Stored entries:
'''
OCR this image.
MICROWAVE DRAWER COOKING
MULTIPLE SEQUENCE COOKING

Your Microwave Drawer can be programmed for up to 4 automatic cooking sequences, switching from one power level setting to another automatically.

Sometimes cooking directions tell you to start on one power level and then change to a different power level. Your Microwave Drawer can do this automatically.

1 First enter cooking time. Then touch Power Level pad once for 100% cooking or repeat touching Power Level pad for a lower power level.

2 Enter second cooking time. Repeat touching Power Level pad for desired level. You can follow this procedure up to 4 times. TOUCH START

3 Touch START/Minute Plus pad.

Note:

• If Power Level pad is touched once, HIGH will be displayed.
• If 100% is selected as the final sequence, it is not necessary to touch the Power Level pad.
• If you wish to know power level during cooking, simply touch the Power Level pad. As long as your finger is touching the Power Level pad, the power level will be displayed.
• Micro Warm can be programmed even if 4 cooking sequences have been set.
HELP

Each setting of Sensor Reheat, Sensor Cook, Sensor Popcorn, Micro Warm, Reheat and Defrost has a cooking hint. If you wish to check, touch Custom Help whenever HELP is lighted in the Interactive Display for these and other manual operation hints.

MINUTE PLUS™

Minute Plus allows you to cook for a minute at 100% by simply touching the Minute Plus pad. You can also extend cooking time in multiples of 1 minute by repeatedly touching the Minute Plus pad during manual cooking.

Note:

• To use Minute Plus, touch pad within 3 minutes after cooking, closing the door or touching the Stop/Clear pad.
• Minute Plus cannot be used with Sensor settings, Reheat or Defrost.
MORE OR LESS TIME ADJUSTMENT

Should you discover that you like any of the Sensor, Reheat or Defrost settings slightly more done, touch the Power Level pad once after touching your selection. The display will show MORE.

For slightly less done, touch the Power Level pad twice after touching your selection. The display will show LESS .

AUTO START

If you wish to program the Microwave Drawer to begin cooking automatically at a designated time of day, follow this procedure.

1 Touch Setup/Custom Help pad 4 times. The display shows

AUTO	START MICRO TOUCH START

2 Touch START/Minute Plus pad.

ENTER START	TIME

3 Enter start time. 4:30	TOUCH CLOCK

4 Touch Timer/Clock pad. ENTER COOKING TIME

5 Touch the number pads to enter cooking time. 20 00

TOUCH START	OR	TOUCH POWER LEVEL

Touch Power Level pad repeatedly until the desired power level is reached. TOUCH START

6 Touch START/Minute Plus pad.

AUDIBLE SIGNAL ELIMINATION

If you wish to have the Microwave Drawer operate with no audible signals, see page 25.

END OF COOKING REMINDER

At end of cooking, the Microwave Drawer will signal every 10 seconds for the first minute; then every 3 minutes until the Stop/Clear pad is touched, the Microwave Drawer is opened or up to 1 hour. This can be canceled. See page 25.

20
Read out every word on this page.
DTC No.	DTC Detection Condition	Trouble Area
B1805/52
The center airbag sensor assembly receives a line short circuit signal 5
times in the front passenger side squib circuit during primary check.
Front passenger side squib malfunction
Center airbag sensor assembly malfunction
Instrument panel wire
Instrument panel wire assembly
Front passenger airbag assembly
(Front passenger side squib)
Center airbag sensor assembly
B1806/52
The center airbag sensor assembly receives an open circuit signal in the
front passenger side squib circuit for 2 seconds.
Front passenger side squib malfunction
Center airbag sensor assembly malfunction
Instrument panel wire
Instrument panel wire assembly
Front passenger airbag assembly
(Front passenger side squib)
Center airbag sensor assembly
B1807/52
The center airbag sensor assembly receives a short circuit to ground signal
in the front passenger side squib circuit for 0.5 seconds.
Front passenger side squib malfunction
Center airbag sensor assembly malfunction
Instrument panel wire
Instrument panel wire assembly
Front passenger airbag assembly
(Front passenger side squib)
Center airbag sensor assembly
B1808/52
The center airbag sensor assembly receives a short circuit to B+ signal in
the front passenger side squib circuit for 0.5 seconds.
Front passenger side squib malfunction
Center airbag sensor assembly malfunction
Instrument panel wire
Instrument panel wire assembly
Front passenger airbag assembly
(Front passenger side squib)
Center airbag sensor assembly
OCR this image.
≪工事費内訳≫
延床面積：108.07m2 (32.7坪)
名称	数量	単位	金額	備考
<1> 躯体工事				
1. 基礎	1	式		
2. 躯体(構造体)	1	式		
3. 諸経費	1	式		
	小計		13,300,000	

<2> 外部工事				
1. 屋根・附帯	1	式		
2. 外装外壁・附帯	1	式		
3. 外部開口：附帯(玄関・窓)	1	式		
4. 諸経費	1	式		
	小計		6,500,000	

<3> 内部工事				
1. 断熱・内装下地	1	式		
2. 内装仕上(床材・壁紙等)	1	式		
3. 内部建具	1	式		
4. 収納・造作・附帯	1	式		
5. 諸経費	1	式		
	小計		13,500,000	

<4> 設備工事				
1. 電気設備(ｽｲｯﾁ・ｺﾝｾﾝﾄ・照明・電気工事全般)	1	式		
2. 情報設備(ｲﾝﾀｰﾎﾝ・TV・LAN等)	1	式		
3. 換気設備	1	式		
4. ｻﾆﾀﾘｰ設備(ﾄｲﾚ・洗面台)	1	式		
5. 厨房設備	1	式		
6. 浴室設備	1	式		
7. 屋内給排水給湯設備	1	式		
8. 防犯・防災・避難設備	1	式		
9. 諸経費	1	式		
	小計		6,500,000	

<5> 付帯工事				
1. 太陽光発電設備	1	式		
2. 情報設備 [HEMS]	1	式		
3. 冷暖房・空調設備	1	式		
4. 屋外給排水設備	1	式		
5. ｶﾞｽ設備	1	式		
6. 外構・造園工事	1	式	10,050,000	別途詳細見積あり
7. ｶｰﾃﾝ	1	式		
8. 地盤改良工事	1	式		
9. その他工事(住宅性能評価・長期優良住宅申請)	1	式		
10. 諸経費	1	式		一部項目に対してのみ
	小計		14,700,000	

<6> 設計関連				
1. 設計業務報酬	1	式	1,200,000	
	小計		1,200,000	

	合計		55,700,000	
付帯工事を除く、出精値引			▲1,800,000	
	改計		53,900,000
'''
# SET TASK
Copy all of the data exactly.

# EXERCISE RESPONSE
OCR this image.
MICROWAVE DRAWER COOKING
MULTIPLE SEQUENCE COOKING

Your Microwave Drawer can be programmed for up to 4 automatic cooking sequences, switching from one power level setting to another automatically.

Sometimes cooking directions tell you to start on one power level and then change to a different power level. Your Microwave Drawer can do this automatically.

1 First enter cooking time. Then touch Power Level pad once for 100% cooking or repeat touching Power Level pad for a lower power level.

2 Enter second cooking time. Repeat touching Power Level pad for desired level. You can follow this procedure up to 4 times. TOUCH START

3 Touch START/Minute Plus pad.

Note:

• If Power Level pad is touched once, HIGH will be displayed.
• If 100% is selected as the final sequence, it is not necessary to touch the Power Level pad.
• If you wish to know power level during cooking, simply touch the Power Level pad. As long as your finger is touching the Power Level pad, the power level will be displayed.
• Micro Warm can be programmed even if 4 cooking sequences have been set.
HELP

Each setting of Sensor Reheat, Sensor Cook, Sensor Popcorn, Micro Warm, Reheat and Defrost has a cooking hint. If you wish to check, touch Custom Help whenever HELP is lighted in the Interactive Display for these and other manual operation hints.

MINUTE PLUS™

Minute Plus allows you to cook for a minute at 100% by simply touching the Minute Plus pad. You can also extend cooking time in multiples of 1 minute by repeatedly touching the Minute Plus pad during manual cooking.

Note:

• To use Minute Plus, touch pad within 3 minutes after cooking, closing the door or touching the Stop/Clear pad.
• Minute Plus cannot be used with Sensor settings, Reheat or Defrost.
MORE OR LESS TIME ADJUSTMENT

Should you discover that you like any of the Sensor, Reheat or Defrost settings slightly more done, touch the Power Level pad once after touching your selection. The display will show MORE.

For slightly less done, touch the Power Level pad twice after touching your selection. The display will show LESS .

AUTO START

If you wish to program the Microwave Drawer to begin cooking automatically at a designated time of day, follow this procedure.

1 Touch Setup/Custom Help pad 4 times. The display shows

AUTO	START MICRO TOUCH START

2 Touch START/Minute Plus pad.

ENTER START	TIME

3 Enter start time. 4:30	TOUCH CLOCK

4 Touch Timer/Clock pad. ENTER COOKING TIME

5 Touch the number pads to enter cooking time. 20 00

TOUCH START	OR	TOUCH POWER LEVEL

Touch Power Level pad repeatedly until the desired power level is reached. TOUCH START

6 Touch START/Minute Plus pad.

AUDIBLE SIGNAL ELIMINATION

If you wish to have the Microwave Drawer operate with no audible signals, see page 25.

END OF COOKING REMINDER

At end of cooking, the Microwave Drawer will signal every 10 seconds for the first minute; then every 3 minutes until the Stop/Clear pad is touched, the Microwave Drawer is opened or up to 1 hour. This can be canceled. See page 25.

20
Read out every word on this page.
DTC No.	DTC Detection Condition	Trouble Area
B1805/52
The center airbag sensor assembly receives a line short circuit signal 5
times in the front passenger side squib circuit during primary check.
Front passenger side squib malfunction
Center airbag sensor assembly malfunction
Instrument panel wire
Instrument panel wire assembly
Front passenger airbag assembly
(Front passenger side squib)
Center airbag sensor assembly
B1806/52
The center airbag sensor assembly receives an open circuit signal in the
front passenger side squib circuit for 2 seconds.
Front passenger side squib malfunction
Center airbag sensor assembly malfunction
Instrument panel wire
Instrument panel wire assembly
Front passenger airbag assembly
(Front passenger side squib)
Center airbag sensor assembly
B1807/52
The center airbag sensor assembly receives a short circuit to ground signal
in the front passenger side squib circuit for 0.5 seconds.
Front passenger side squib malfunction
Center airbag sensor assembly malfunction
Instrument panel wire
Instrument panel wire assembly
Front passenger airbag assembly
(Front passenger side squib)
Center airbag sensor assembly
B1808/52
The center airbag sensor assembly receives a short circuit to B+ signal in
the front passenger side squib circuit for 0.5 seconds.
Front passenger side squib malfunction
Center airbag sensor assembly malfunction
Instrument panel wire
Instrument panel wire assembly
Front passenger airbag assembly
(Front passenger side squib)
Center airbag sensor assembly
OCR this image.
≪工事費内訳≫
延床面積：108.07m2 (32.7坪)
名称	数量	単位	金額	備考
<1> 躯体工事				
1. 基礎	1	式		
2. 躯体(構造体)	1	式		
3. 諸経費	1	式		
	小計		13,300,000	

<2> 外部工事				
1. 屋根・附帯	1	式		
2. 外装外壁・附帯	1	式		
3. 外部開口：附帯(玄関・窓)	1	式		
4. 諸経費	1	式		
	小計		6,500,000	

<3> 内部工事				
1. 断熱・内装下地	1	式		
2. 内装仕上(床材・壁紙等)	1	式		
3. 内部建具	1	式		
4. 収納・造作・附帯	1	式		
5. 諸経費	1	式		
	小計		13,500,000	

<4> 設備工事				
1. 電気設備(ｽｲｯﾁ・ｺﾝｾﾝﾄ・照明・電気工事全般)	1	式		
2. 情報設備(ｲﾝﾀｰﾎﾝ・TV・LAN等)	1	式		
3. 換気設備	1	式		
4. ｻﾆﾀﾘｰ設備(ﾄｲﾚ・洗面台)	1	式		
5. 厨房設備	1	式		
6. 浴室設備	1	式		
7. 屋内給排水給湯設備	1	式		
8. 防犯・防災・避難設備	1	式		
9. 諸経費	1	式		
	小計		6,500,000	

<5> 付帯工事				
1. 太陽光発電設備	1	式		
2. 情報設備 [HEMS]	1	式		
3. 冷暖房・空調設備	1	式		
4. 屋外給排水設備	1	式		
5. ｶﾞｽ設備	1	式		
6. 外構・造園工事	1	式	10,050,000	別途詳細見積あり
7. ｶｰﾃﾝ	1	式		
8. 地盤改良工事	1	式		
9. その他工事(住宅性能評価・長期優良住宅申請)	1	式		
10. 諸経費	1	式		一部項目に対してのみ
	小計		14,700,000	

<6> 設計関連				
1. 設計業務報酬	1	式	1,200,000	
	小計		1,200,000	

	合計		55,700,000	
付帯工事を除く、出精値引			▲1,800,000	
	改計		53,900,000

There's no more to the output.